[Items from a dataset]
======

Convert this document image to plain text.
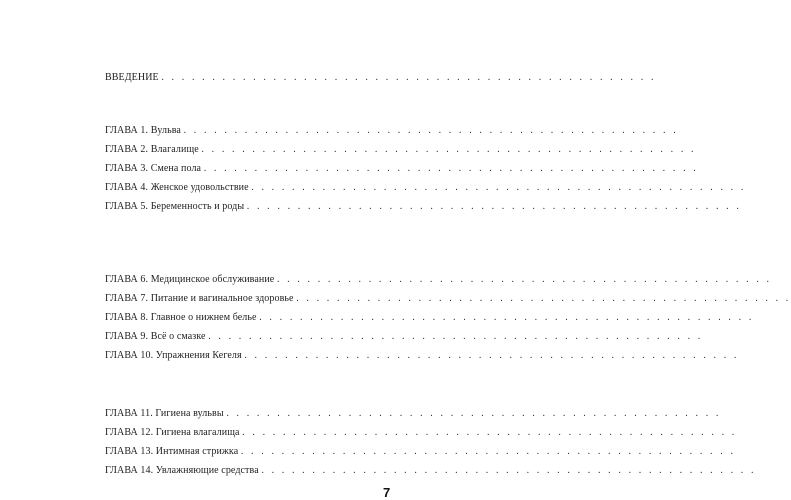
ВВЕДЕНИЕ . . . . . . . . . . . . . . . . . . . . . . . . . . . . . . . . . . . . . . . . . . . . . . . . .
ГЛАВА 1. Вульва . . . . . . . . . . . . . . . . . . . . . . . . . . . . . . . . . . . . . . . . . . . . . . . . .
ГЛАВА 2. Влагалище . . . . . . . . . . . . . . . . . . . . . . . . . . . . . . . . . . . . . . . . . . . . . . . . .
ГЛАВА 3. Смена пола . . . . . . . . . . . . . . . . . . . . . . . . . . . . . . . . . . . . . . . . . . . . . . . . .
ГЛАВА 4. Женское удовольствие . . . . . . . . . . . . . . . . . . . . . . . . . . . . . . . . . . . . . . . . . . . . . . . . .
ГЛАВА 5. Беременность и роды . . . . . . . . . . . . . . . . . . . . . . . . . . . . . . . . . . . . . . . . . . . . . . . . .
ГЛАВА 6. Медицинское обслуживание . . . . . . . . . . . . . . . . . . . . . . . . . . . . . . . . . . . . . . . . . . . . . . . . .
ГЛАВА 7. Питание и вагинальное здоровье . . . . . . . . . . . . . . . . . . . . . . . . . . . . . . . . . . . . . . . . . . . . . . . . .
ГЛАВА 8. Главное о нижнем белье . . . . . . . . . . . . . . . . . . . . . . . . . . . . . . . . . . . . . . . . . . . . . . . . .
ГЛАВА 9. Всё о смазке . . . . . . . . . . . . . . . . . . . . . . . . . . . . . . . . . . . . . . . . . . . . . . . . .
ГЛАВА 10. Упражнения Кегеля . . . . . . . . . . . . . . . . . . . . . . . . . . . . . . . . . . . . . . . . . . . . . . . . .
ГЛАВА 11. Гигиена вульвы . . . . . . . . . . . . . . . . . . . . . . . . . . . . . . . . . . . . . . . . . . . . . . . . .
ГЛАВА 12. Гигиена влагалища . . . . . . . . . . . . . . . . . . . . . . . . . . . . . . . . . . . . . . . . . . . . . . . . .
ГЛАВА 13. Интимная стрижка . . . . . . . . . . . . . . . . . . . . . . . . . . . . . . . . . . . . . . . . . . . . . . . . .
ГЛАВА 14. Увлажняющие средства . . . . . . . . . . . . . . . . . . . . . . . . . . . . . . . . . . . . . . . . . . . . . . . . .
7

======

▶ [TASK GOAL] Give the number of lines above in which the word "Гигиена" occurs, with nothing else.

▶ [FINAL RESULT] 2